-- BEGIN GIVEN DATA --
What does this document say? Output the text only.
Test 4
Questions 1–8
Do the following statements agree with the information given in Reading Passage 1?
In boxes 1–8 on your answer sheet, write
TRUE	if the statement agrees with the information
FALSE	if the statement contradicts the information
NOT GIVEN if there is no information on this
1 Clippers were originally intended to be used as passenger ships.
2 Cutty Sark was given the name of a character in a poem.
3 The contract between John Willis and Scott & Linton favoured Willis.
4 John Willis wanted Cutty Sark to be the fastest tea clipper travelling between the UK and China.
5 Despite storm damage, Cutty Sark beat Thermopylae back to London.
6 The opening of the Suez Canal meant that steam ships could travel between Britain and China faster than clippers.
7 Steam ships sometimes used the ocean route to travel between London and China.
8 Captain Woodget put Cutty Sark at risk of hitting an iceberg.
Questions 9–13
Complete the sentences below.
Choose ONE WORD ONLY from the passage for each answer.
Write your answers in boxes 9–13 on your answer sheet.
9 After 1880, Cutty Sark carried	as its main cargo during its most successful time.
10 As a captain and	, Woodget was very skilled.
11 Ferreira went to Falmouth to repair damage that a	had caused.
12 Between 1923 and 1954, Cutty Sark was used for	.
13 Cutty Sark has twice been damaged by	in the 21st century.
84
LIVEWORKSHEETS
-- END GIVEN DATA --
SHORT EXERCISE: Show the data once more, exactly as it was written.

REPLY:
What does this document say? Output the text only.
Test 4
Questions 1–8
Do the following statements agree with the information given in Reading Passage 1?
In boxes 1–8 on your answer sheet, write
TRUE	if the statement agrees with the information
FALSE	if the statement contradicts the information
NOT GIVEN if there is no information on this
1 Clippers were originally intended to be used as passenger ships.
2 Cutty Sark was given the name of a character in a poem.
3 The contract between John Willis and Scott & Linton favoured Willis.
4 John Willis wanted Cutty Sark to be the fastest tea clipper travelling between the UK and China.
5 Despite storm damage, Cutty Sark beat Thermopylae back to London.
6 The opening of the Suez Canal meant that steam ships could travel between Britain and China faster than clippers.
7 Steam ships sometimes used the ocean route to travel between London and China.
8 Captain Woodget put Cutty Sark at risk of hitting an iceberg.
Questions 9–13
Complete the sentences below.
Choose ONE WORD ONLY from the passage for each answer.
Write your answers in boxes 9–13 on your answer sheet.
9 After 1880, Cutty Sark carried	as its main cargo during its most successful time.
10 As a captain and	, Woodget was very skilled.
11 Ferreira went to Falmouth to repair damage that a	had caused.
12 Between 1923 and 1954, Cutty Sark was used for	.
13 Cutty Sark has twice been damaged by	in the 21st century.
84
LIVEWORKSHEETS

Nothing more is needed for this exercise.